→ Work instructions
Copy out every line of the material below verbatim, leaving out the picture markers.

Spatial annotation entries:
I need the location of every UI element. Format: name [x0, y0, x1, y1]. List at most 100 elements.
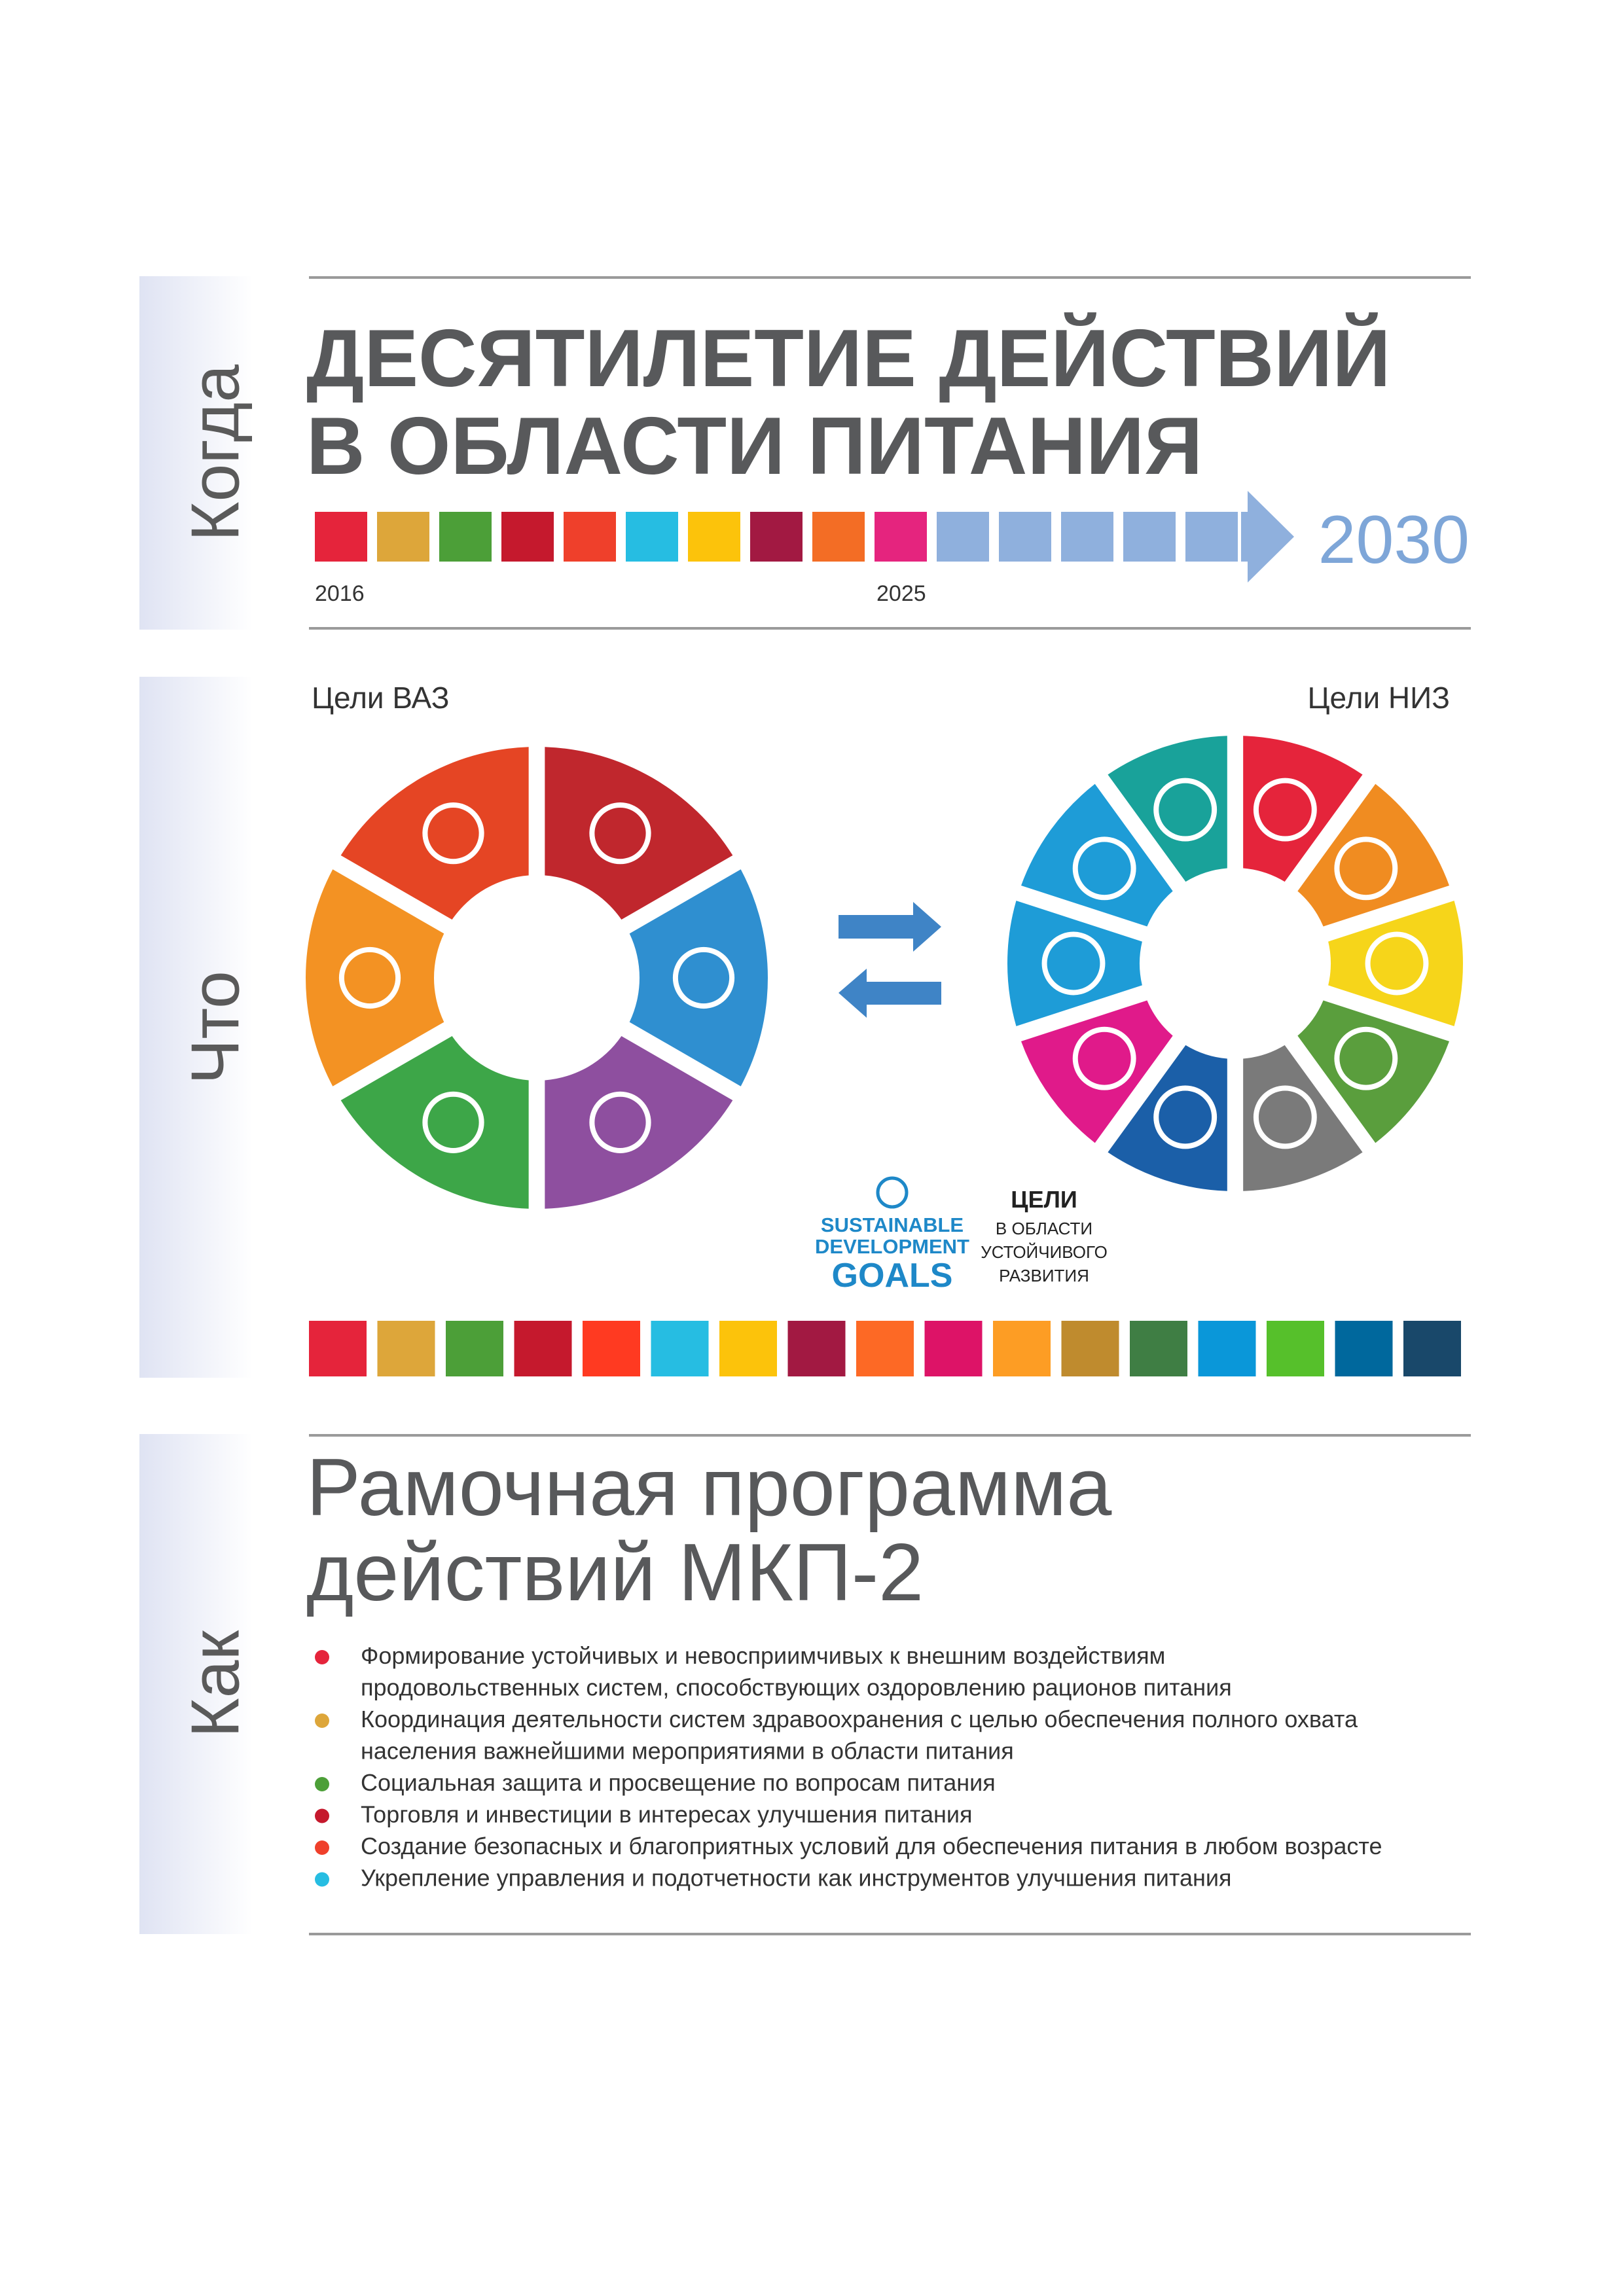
title: ДЕСЯТИЛЕТИЕ ДЕЙСТВИЙ: [306, 312, 1391, 404]
timeline-square: [564, 512, 616, 562]
donut-icon: [672, 946, 735, 1009]
sdg-icons: [309, 1321, 1461, 1376]
year: 2025: [876, 581, 926, 606]
sdg-logo-text: GOALS: [832, 1257, 953, 1295]
timeline-square: [875, 512, 927, 562]
title: действий МКП-2: [306, 1528, 924, 1618]
timeline-square: [1061, 512, 1113, 562]
timeline-square: [750, 512, 803, 562]
donut-icon: [1365, 931, 1429, 996]
timeline-square: [439, 512, 492, 562]
timeline-square: [377, 512, 429, 562]
side-band: [139, 677, 253, 1378]
sdg-icon: [719, 1321, 777, 1376]
donut-icon: [1334, 836, 1398, 901]
donut-segment: [306, 869, 444, 1086]
donut-segment: [1108, 1045, 1227, 1191]
sdg-icon: [309, 1321, 367, 1376]
donut-icon: [1072, 1026, 1136, 1090]
donut-icon: [1072, 836, 1136, 901]
donut-segment: [1108, 736, 1227, 882]
timeline-square: [626, 512, 678, 562]
donut-title: Цели ВАЗ: [312, 681, 450, 715]
bullet: [315, 1840, 329, 1855]
sdg-icon: [1061, 1321, 1119, 1376]
section-label: Как: [177, 1630, 253, 1738]
item-text: Укрепление управления и подотчетности ка…: [361, 1865, 1232, 1892]
donut-icon: [1153, 1085, 1218, 1149]
year: 2016: [315, 581, 365, 606]
donut-title: Цели НИЗ: [1308, 681, 1450, 715]
donut-segment: [1020, 1000, 1173, 1143]
timeline-square: [315, 512, 367, 562]
exchange-arrows: [839, 902, 941, 1018]
donut-icon: [1041, 931, 1106, 996]
timeline-square: [1185, 512, 1238, 562]
sdg-icon: [924, 1321, 983, 1376]
donut-icon: [422, 802, 484, 865]
sdg-icon: [446, 1321, 503, 1376]
sdg-icon: [651, 1321, 709, 1376]
side-band: [139, 276, 253, 630]
donut-segment: [629, 869, 768, 1086]
donut-segment: [340, 1035, 529, 1209]
sdg-caption: ЦЕЛИ: [1011, 1186, 1077, 1213]
donut-icon: [338, 946, 401, 1009]
side-band: [139, 1434, 253, 1934]
donut-segment: [1007, 901, 1142, 1026]
donut-segment: [1020, 783, 1173, 927]
timeline-square: [999, 512, 1051, 562]
sdg-icon: [1335, 1321, 1393, 1376]
donut-icon: [1153, 778, 1218, 842]
donut-icon: [1253, 778, 1317, 842]
donut-segment: [545, 1035, 733, 1209]
bullet: [315, 1872, 329, 1887]
sdg-icon: [514, 1321, 572, 1376]
timeline-square: [501, 512, 554, 562]
bullet: [315, 1650, 329, 1664]
timeline-square: [1123, 512, 1176, 562]
sdg-logo-text: DEVELOPMENT: [815, 1235, 969, 1258]
donut-segment: [1297, 1000, 1450, 1143]
donut-segment: [1297, 783, 1450, 927]
donut-icon: [589, 1091, 651, 1153]
title: Рамочная программа: [306, 1443, 1111, 1533]
donut-segment: [1328, 901, 1463, 1026]
bullet: [315, 1777, 329, 1791]
sdg-icon: [1198, 1321, 1256, 1376]
donut-icon: [422, 1091, 484, 1153]
sdg-caption: В ОБЛАСТИ: [996, 1219, 1092, 1238]
donut-segment: [340, 747, 529, 920]
timeline-arrow: [1241, 491, 1294, 583]
donut-icon: [1253, 1085, 1317, 1149]
sdg-logo-text: SUSTAINABLE: [821, 1213, 964, 1236]
un-emblem: [876, 1176, 909, 1209]
donut-icon: [1334, 1026, 1398, 1090]
donut-segment: [545, 747, 733, 920]
donut-segment: [1243, 736, 1363, 882]
donut-segment: [1243, 1045, 1363, 1191]
timeline-square: [812, 512, 865, 562]
donuts: [306, 736, 1463, 1209]
sdg-icon: [856, 1321, 914, 1376]
item-text: Торговля и инвестиции в интересах улучше…: [361, 1801, 973, 1828]
sdg-icon: [583, 1321, 640, 1376]
timeline: [315, 491, 1294, 583]
sdg-icon: [1130, 1321, 1187, 1376]
sdg-caption: УСТОЙЧИВОГО: [981, 1242, 1108, 1262]
sdg-icon: [787, 1321, 846, 1376]
item-text: продовольственных систем, способствующих…: [361, 1674, 1232, 1701]
bullet: [315, 1808, 329, 1823]
item-text: Координация деятельности систем здравоох…: [361, 1706, 1358, 1732]
section-label: Что: [177, 971, 253, 1085]
item-text: Создание безопасных и благоприятных усло…: [361, 1833, 1382, 1859]
section-label: Когда: [177, 365, 253, 541]
donut-icon: [589, 802, 651, 865]
item-text: населения важнейшими мероприятиями в обл…: [361, 1738, 1014, 1765]
item-text: Формирование устойчивых и невосприимчивы…: [361, 1642, 1165, 1669]
timeline-square: [688, 512, 740, 562]
year: 2030: [1318, 502, 1470, 578]
item-text: Социальная защита и просвещение по вопро…: [361, 1769, 996, 1796]
sdg-icon: [377, 1321, 435, 1376]
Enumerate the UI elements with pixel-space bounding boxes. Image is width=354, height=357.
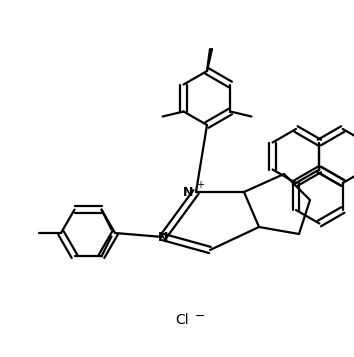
Text: +: + <box>196 180 204 190</box>
Text: −: − <box>195 310 206 322</box>
Text: N: N <box>158 231 168 243</box>
Text: N: N <box>183 186 193 198</box>
Text: Cl: Cl <box>175 313 189 327</box>
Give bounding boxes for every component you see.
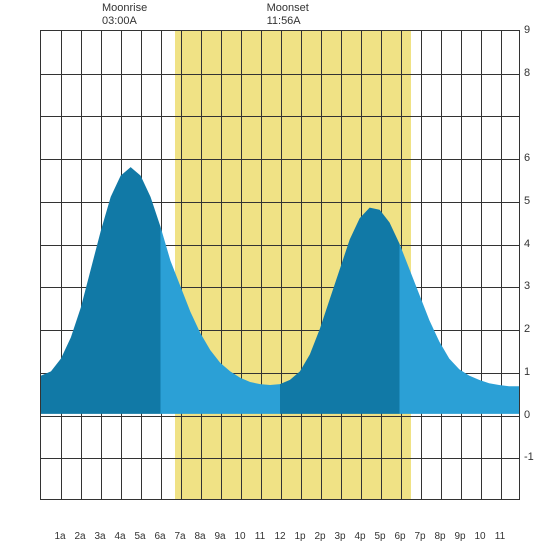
x-tick: 2a (74, 531, 85, 542)
tide-chart: Moonrise 03:00A Moonset 11:56A -10123456… (0, 0, 550, 550)
x-tick: 9a (214, 531, 225, 542)
x-tick: 6p (394, 531, 405, 542)
y-tick: 2 (524, 323, 544, 335)
y-tick: 6 (524, 152, 544, 164)
x-tick: 1a (54, 531, 65, 542)
plot-area (40, 30, 520, 500)
x-tick: 10 (234, 531, 245, 542)
x-tick: 6a (154, 531, 165, 542)
moonset-time: 11:56A (267, 15, 301, 27)
x-tick: 5a (134, 531, 145, 542)
y-tick: 9 (524, 24, 544, 36)
x-tick: 4p (354, 531, 365, 542)
x-tick: 2p (314, 531, 325, 542)
moonset-title: Moonset (267, 2, 309, 14)
x-tick: 11 (495, 531, 505, 542)
x-tick: 8p (434, 531, 445, 542)
x-tick: 4a (114, 531, 125, 542)
y-tick: 5 (524, 195, 544, 207)
y-tick: 3 (524, 280, 544, 292)
x-tick: 9p (454, 531, 465, 542)
x-tick: 10 (474, 531, 485, 542)
moonrise-time: 03:00A (102, 15, 137, 27)
x-tick: 8a (194, 531, 205, 542)
moonrise-title: Moonrise (102, 2, 147, 14)
daylight-band (175, 31, 411, 499)
x-tick: 12 (274, 531, 285, 542)
x-tick: 7p (414, 531, 425, 542)
moonrise-label: Moonrise 03:00A (102, 2, 147, 28)
x-tick: 1p (294, 531, 305, 542)
x-tick: 11 (255, 531, 265, 542)
y-tick: 4 (524, 238, 544, 250)
x-tick: 3a (94, 531, 105, 542)
x-tick: 7a (174, 531, 185, 542)
y-tick: -1 (524, 451, 544, 463)
x-tick: 5p (374, 531, 385, 542)
x-tick: 3p (334, 531, 345, 542)
y-tick: 8 (524, 67, 544, 79)
y-tick: 1 (524, 366, 544, 378)
moonset-label: Moonset 11:56A (267, 2, 309, 28)
y-tick: 0 (524, 409, 544, 421)
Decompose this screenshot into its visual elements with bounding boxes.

→ Response to this task
I need the location of every UI element. Format: name [x0, y0, x1, y1]. List at most 100 elements.
title: ДЕСЯТИЛЕТИЕ ДЕЙСТВИЙ: [306, 312, 1391, 404]
timeline-square: [564, 512, 616, 562]
donut-icon: [672, 946, 735, 1009]
sdg-icons: [309, 1321, 1461, 1376]
year: 2025: [876, 581, 926, 606]
sdg-logo-text: GOALS: [832, 1257, 953, 1295]
timeline-square: [875, 512, 927, 562]
title: действий МКП-2: [306, 1528, 924, 1618]
timeline-square: [1061, 512, 1113, 562]
timeline-square: [750, 512, 803, 562]
donut-icon: [1365, 931, 1429, 996]
timeline-square: [439, 512, 492, 562]
timeline-square: [377, 512, 429, 562]
side-band: [139, 677, 253, 1378]
sdg-icon: [719, 1321, 777, 1376]
donut-icon: [1334, 836, 1398, 901]
donut-segment: [306, 869, 444, 1086]
donut-segment: [1108, 1045, 1227, 1191]
sdg-icon: [309, 1321, 367, 1376]
donut-icon: [1072, 1026, 1136, 1090]
donut-icon: [1072, 836, 1136, 901]
donut-segment: [1108, 736, 1227, 882]
timeline-square: [626, 512, 678, 562]
donut-title: Цели ВАЗ: [312, 681, 450, 715]
bullet: [315, 1840, 329, 1855]
sdg-icon: [1061, 1321, 1119, 1376]
section-label: Как: [177, 1630, 253, 1738]
item-text: Укрепление управления и подотчетности ка…: [361, 1865, 1232, 1892]
donut-icon: [1153, 1085, 1218, 1149]
year: 2016: [315, 581, 365, 606]
donut-title: Цели НИЗ: [1308, 681, 1450, 715]
donut-segment: [1020, 1000, 1173, 1143]
timeline-square: [315, 512, 367, 562]
exchange-arrows: [839, 902, 941, 1018]
donut-icon: [1041, 931, 1106, 996]
timeline-square: [1185, 512, 1238, 562]
sdg-icon: [924, 1321, 983, 1376]
donut-icon: [422, 802, 484, 865]
sdg-icon: [446, 1321, 503, 1376]
sdg-icon: [651, 1321, 709, 1376]
side-band: [139, 276, 253, 630]
donut-segment: [629, 869, 768, 1086]
donut-segment: [340, 1035, 529, 1209]
sdg-caption: ЦЕЛИ: [1011, 1186, 1077, 1213]
donut-icon: [338, 946, 401, 1009]
side-band: [139, 1434, 253, 1934]
donut-segment: [1007, 901, 1142, 1026]
donut-segment: [1020, 783, 1173, 927]
timeline-square: [999, 512, 1051, 562]
sdg-icon: [1335, 1321, 1393, 1376]
donut-icon: [1153, 778, 1218, 842]
donut-icon: [1253, 778, 1317, 842]
donut-segment: [545, 1035, 733, 1209]
bullet: [315, 1872, 329, 1887]
sdg-icon: [514, 1321, 572, 1376]
timeline-square: [501, 512, 554, 562]
bullet: [315, 1650, 329, 1664]
timeline-square: [1123, 512, 1176, 562]
sdg-logo-text: DEVELOPMENT: [815, 1235, 969, 1258]
donut-segment: [1297, 1000, 1450, 1143]
donut-segment: [1297, 783, 1450, 927]
donut-icon: [589, 1091, 651, 1153]
title: Рамочная программа: [306, 1443, 1111, 1533]
donut-segment: [1328, 901, 1463, 1026]
bullet: [315, 1777, 329, 1791]
sdg-icon: [1198, 1321, 1256, 1376]
donut-icon: [422, 1091, 484, 1153]
sdg-caption: В ОБЛАСТИ: [996, 1219, 1092, 1238]
donut-segment: [340, 747, 529, 920]
timeline-arrow: [1241, 491, 1294, 583]
donut-icon: [1253, 1085, 1317, 1149]
sdg-logo-text: SUSTAINABLE: [821, 1213, 964, 1236]
un-emblem: [876, 1176, 909, 1209]
donut-icon: [1334, 1026, 1398, 1090]
donut-segment: [545, 747, 733, 920]
donut-segment: [1243, 736, 1363, 882]
donut-segment: [1243, 1045, 1363, 1191]
timeline-square: [812, 512, 865, 562]
donuts: [306, 736, 1463, 1209]
sdg-icon: [856, 1321, 914, 1376]
item-text: Торговля и инвестиции в интересах улучше…: [361, 1801, 973, 1828]
sdg-icon: [583, 1321, 640, 1376]
timeline: [315, 491, 1294, 583]
sdg-icon: [1130, 1321, 1187, 1376]
sdg-caption: УСТОЙЧИВОГО: [981, 1242, 1108, 1262]
sdg-icon: [787, 1321, 846, 1376]
item-text: продовольственных систем, способствующих…: [361, 1674, 1232, 1701]
bullet: [315, 1808, 329, 1823]
item-text: Координация деятельности систем здравоох…: [361, 1706, 1358, 1732]
section-label: Что: [177, 971, 253, 1085]
item-text: Создание безопасных и благоприятных усло…: [361, 1833, 1382, 1859]
section-label: Когда: [177, 365, 253, 541]
donut-icon: [589, 802, 651, 865]
item-text: населения важнейшими мероприятиями в обл…: [361, 1738, 1014, 1765]
item-text: Формирование устойчивых и невосприимчивы…: [361, 1642, 1165, 1669]
timeline-square: [688, 512, 740, 562]
year: 2030: [1318, 502, 1470, 578]
item-text: Социальная защита и просвещение по вопро…: [361, 1769, 996, 1796]
sdg-icon: [377, 1321, 435, 1376]
Enumerate the UI elements with pixel-space bounding boxes. Image is width=354, height=357.
Text: +: + <box>196 180 204 190</box>
Text: −: − <box>195 310 206 322</box>
Text: N: N <box>158 231 168 243</box>
Text: N: N <box>183 186 193 198</box>
Text: Cl: Cl <box>175 313 189 327</box>
Give bounding boxes for every component you see.
x-tick: 2a (74, 531, 85, 542)
tide-chart: Moonrise 03:00A Moonset 11:56A -10123456… (0, 0, 550, 550)
x-tick: 9a (214, 531, 225, 542)
x-tick: 6p (394, 531, 405, 542)
y-tick: 2 (524, 323, 544, 335)
y-tick: 6 (524, 152, 544, 164)
x-tick: 1a (54, 531, 65, 542)
plot-area (40, 30, 520, 500)
x-tick: 10 (234, 531, 245, 542)
x-tick: 6a (154, 531, 165, 542)
moonset-time: 11:56A (267, 15, 301, 27)
x-tick: 5a (134, 531, 145, 542)
y-tick: 9 (524, 24, 544, 36)
x-tick: 4p (354, 531, 365, 542)
x-tick: 2p (314, 531, 325, 542)
moonset-title: Moonset (267, 2, 309, 14)
x-tick: 11 (495, 531, 505, 542)
x-tick: 8p (434, 531, 445, 542)
x-tick: 4a (114, 531, 125, 542)
y-tick: 5 (524, 195, 544, 207)
y-tick: 3 (524, 280, 544, 292)
x-tick: 9p (454, 531, 465, 542)
x-tick: 10 (474, 531, 485, 542)
moonrise-time: 03:00A (102, 15, 137, 27)
x-tick: 8a (194, 531, 205, 542)
moonrise-title: Moonrise (102, 2, 147, 14)
daylight-band (175, 31, 411, 499)
x-tick: 12 (274, 531, 285, 542)
x-tick: 7p (414, 531, 425, 542)
moonrise-label: Moonrise 03:00A (102, 2, 147, 28)
x-tick: 1p (294, 531, 305, 542)
x-tick: 11 (255, 531, 265, 542)
y-tick: 4 (524, 238, 544, 250)
x-tick: 3a (94, 531, 105, 542)
x-tick: 7a (174, 531, 185, 542)
y-tick: -1 (524, 451, 544, 463)
x-tick: 5p (374, 531, 385, 542)
x-tick: 3p (334, 531, 345, 542)
y-tick: 8 (524, 67, 544, 79)
y-tick: 1 (524, 366, 544, 378)
moonset-label: Moonset 11:56A (267, 2, 309, 28)
y-tick: 0 (524, 409, 544, 421)
Decompose this screenshot into its visual elements with bounding boxes.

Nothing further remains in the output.